| Aim |
Pictures do not belong in the copy; quote every entry below exactly.

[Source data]

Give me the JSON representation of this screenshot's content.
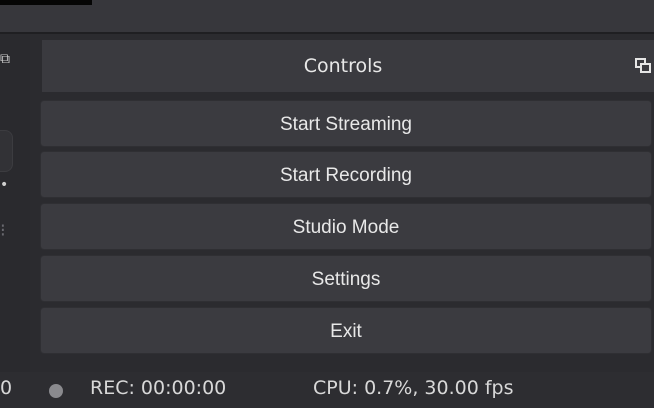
{
  "header": {
    "panel_title": "Controls"
  },
  "controls": {
    "buttons": [
      {
        "label": "Start Streaming"
      },
      {
        "label": "Start Recording"
      },
      {
        "label": "Studio Mode"
      },
      {
        "label": "Settings"
      },
      {
        "label": "Exit"
      }
    ]
  },
  "status": {
    "left_fragment": "0",
    "rec_time": "REC: 00:00:00",
    "cpu": "CPU: 0.7%, 30.00 fps"
  },
  "icons": {
    "float_dock": "float-dock-icon",
    "rec_status": "record-status-icon"
  },
  "colors": {
    "background": "#2b2b2f",
    "button": "#3b3b40",
    "text": "#e8e8e8"
  }
}
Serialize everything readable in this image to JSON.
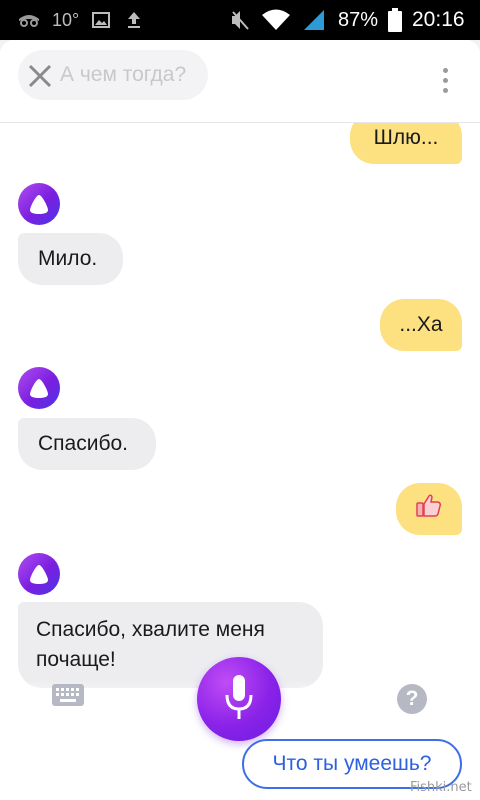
{
  "status_bar": {
    "temperature": "10°",
    "battery": "87%",
    "time": "20:16",
    "icons": [
      "incognito-icon",
      "image-icon",
      "upload-icon",
      "mute-icon",
      "wifi-icon",
      "signal-icon",
      "battery-icon"
    ]
  },
  "header": {
    "query": "А чем тогда?",
    "close_icon": "close-icon",
    "menu_icon": "more-vert-icon"
  },
  "messages": [
    {
      "from": "user",
      "text": "Шлю..."
    },
    {
      "from": "bot",
      "text": "Мило."
    },
    {
      "from": "user",
      "text": "...Ха"
    },
    {
      "from": "bot",
      "text": "Спасибо."
    },
    {
      "from": "user",
      "text": "",
      "sticker": "thumbs-up-icon"
    },
    {
      "from": "bot",
      "text": "Спасибо, хвалите меня почаще!"
    }
  ],
  "bottom": {
    "keyboard_icon": "keyboard-icon",
    "mic_icon": "microphone-icon",
    "help_label": "?",
    "suggestion": "Что ты умеешь?"
  },
  "watermark": "Fishki.net",
  "colors": {
    "user_bubble": "#fde181",
    "bot_bubble": "#ededf0",
    "accent": "#8a22e8",
    "suggestion_border": "#3f6fe8"
  }
}
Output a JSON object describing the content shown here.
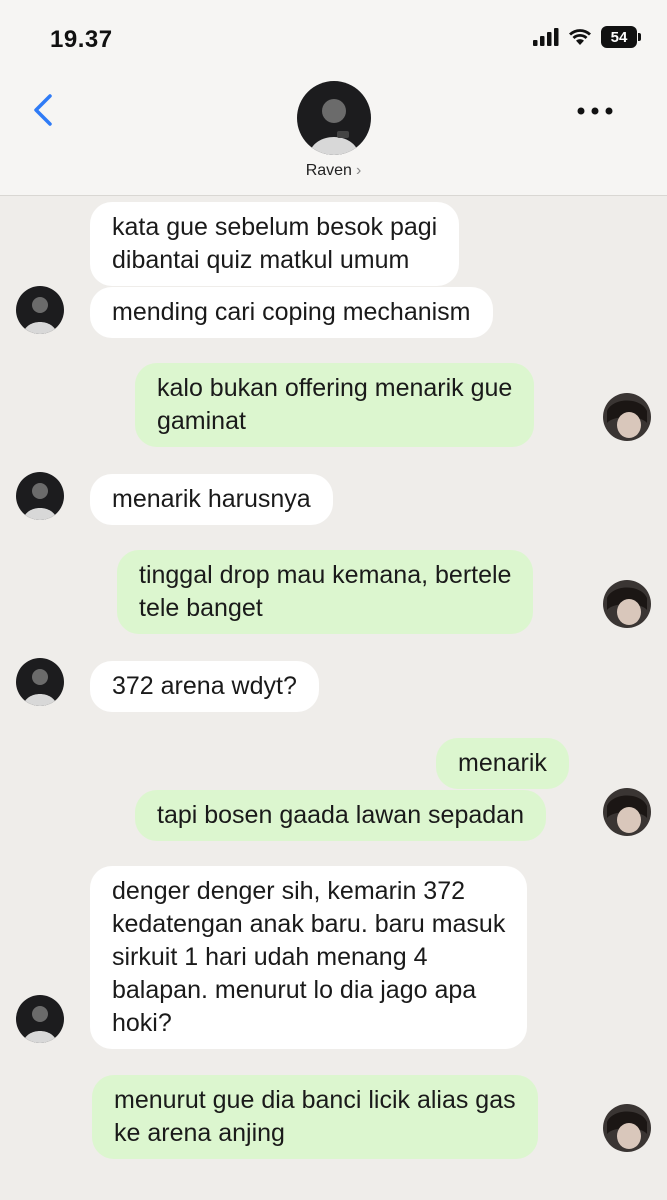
{
  "status_bar": {
    "time": "19.37",
    "battery": "54"
  },
  "header": {
    "contact_name": "Raven",
    "chevron": "›"
  },
  "messages": [
    {
      "side": "in",
      "text_lines": [
        "kata gue sebelum besok pagi",
        "dibantai quiz matkul umum"
      ]
    },
    {
      "side": "in",
      "text_lines": [
        "mending cari coping mechanism"
      ]
    },
    {
      "side": "out",
      "text_lines": [
        "kalo bukan offering menarik gue",
        "gaminat"
      ]
    },
    {
      "side": "in",
      "text_lines": [
        "menarik harusnya"
      ]
    },
    {
      "side": "out",
      "text_lines": [
        "tinggal drop mau kemana, bertele",
        "tele banget"
      ]
    },
    {
      "side": "in",
      "text_lines": [
        "372 arena wdyt?"
      ]
    },
    {
      "side": "out",
      "text_lines": [
        "menarik"
      ]
    },
    {
      "side": "out",
      "text_lines": [
        "tapi bosen gaada lawan sepadan"
      ]
    },
    {
      "side": "in",
      "text_lines": [
        "denger denger sih, kemarin 372",
        "kedatengan anak baru. baru masuk",
        "sirkuit 1 hari udah menang 4",
        "balapan. menurut lo dia jago apa",
        "hoki?"
      ]
    },
    {
      "side": "out",
      "text_lines": [
        "menurut gue dia banci licik alias gas",
        "ke arena anjing"
      ]
    }
  ],
  "colors": {
    "incoming_bubble": "#ffffff",
    "outgoing_bubble": "#dcf6cf",
    "background": "#efedea",
    "accent": "#2f7bf6"
  },
  "icons": [
    "back-chevron-icon",
    "more-dots-icon",
    "signal-icon",
    "wifi-icon",
    "battery-icon"
  ]
}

| Result of this exercise |
Give me the JSON representation of this screenshot's content.
{
  "header": {
    "panel_title": "Controls"
  },
  "controls": {
    "buttons": [
      {
        "label": "Start Streaming"
      },
      {
        "label": "Start Recording"
      },
      {
        "label": "Studio Mode"
      },
      {
        "label": "Settings"
      },
      {
        "label": "Exit"
      }
    ]
  },
  "status": {
    "left_fragment": "0",
    "rec_time": "REC: 00:00:00",
    "cpu": "CPU: 0.7%, 30.00 fps"
  },
  "icons": {
    "float_dock": "float-dock-icon",
    "rec_status": "record-status-icon"
  },
  "colors": {
    "background": "#2b2b2f",
    "button": "#3b3b40",
    "text": "#e8e8e8"
  }
}
Serialize everything readable in this image to JSON.
{
  "status_bar": {
    "temperature": "10°",
    "battery": "87%",
    "time": "20:16",
    "icons": [
      "incognito-icon",
      "image-icon",
      "upload-icon",
      "mute-icon",
      "wifi-icon",
      "signal-icon",
      "battery-icon"
    ]
  },
  "header": {
    "query": "А чем тогда?",
    "close_icon": "close-icon",
    "menu_icon": "more-vert-icon"
  },
  "messages": [
    {
      "from": "user",
      "text": "Шлю..."
    },
    {
      "from": "bot",
      "text": "Мило."
    },
    {
      "from": "user",
      "text": "...Ха"
    },
    {
      "from": "bot",
      "text": "Спасибо."
    },
    {
      "from": "user",
      "text": "",
      "sticker": "thumbs-up-icon"
    },
    {
      "from": "bot",
      "text": "Спасибо, хвалите меня почаще!"
    }
  ],
  "bottom": {
    "keyboard_icon": "keyboard-icon",
    "mic_icon": "microphone-icon",
    "help_label": "?",
    "suggestion": "Что ты умеешь?"
  },
  "watermark": "Fishki.net",
  "colors": {
    "user_bubble": "#fde181",
    "bot_bubble": "#ededf0",
    "accent": "#8a22e8",
    "suggestion_border": "#3f6fe8"
  }
}
Output a JSON object describing the content shown here.
{
  "status_bar": {
    "time": "19.37",
    "battery": "54"
  },
  "header": {
    "contact_name": "Raven",
    "chevron": "›"
  },
  "messages": [
    {
      "side": "in",
      "text_lines": [
        "kata gue sebelum besok pagi",
        "dibantai quiz matkul umum"
      ]
    },
    {
      "side": "in",
      "text_lines": [
        "mending cari coping mechanism"
      ]
    },
    {
      "side": "out",
      "text_lines": [
        "kalo bukan offering menarik gue",
        "gaminat"
      ]
    },
    {
      "side": "in",
      "text_lines": [
        "menarik harusnya"
      ]
    },
    {
      "side": "out",
      "text_lines": [
        "tinggal drop mau kemana, bertele",
        "tele banget"
      ]
    },
    {
      "side": "in",
      "text_lines": [
        "372 arena wdyt?"
      ]
    },
    {
      "side": "out",
      "text_lines": [
        "menarik"
      ]
    },
    {
      "side": "out",
      "text_lines": [
        "tapi bosen gaada lawan sepadan"
      ]
    },
    {
      "side": "in",
      "text_lines": [
        "denger denger sih, kemarin 372",
        "kedatengan anak baru. baru masuk",
        "sirkuit 1 hari udah menang 4",
        "balapan. menurut lo dia jago apa",
        "hoki?"
      ]
    },
    {
      "side": "out",
      "text_lines": [
        "menurut gue dia banci licik alias gas",
        "ke arena anjing"
      ]
    }
  ],
  "colors": {
    "incoming_bubble": "#ffffff",
    "outgoing_bubble": "#dcf6cf",
    "background": "#efedea",
    "accent": "#2f7bf6"
  },
  "icons": [
    "back-chevron-icon",
    "more-dots-icon",
    "signal-icon",
    "wifi-icon",
    "battery-icon"
  ]
}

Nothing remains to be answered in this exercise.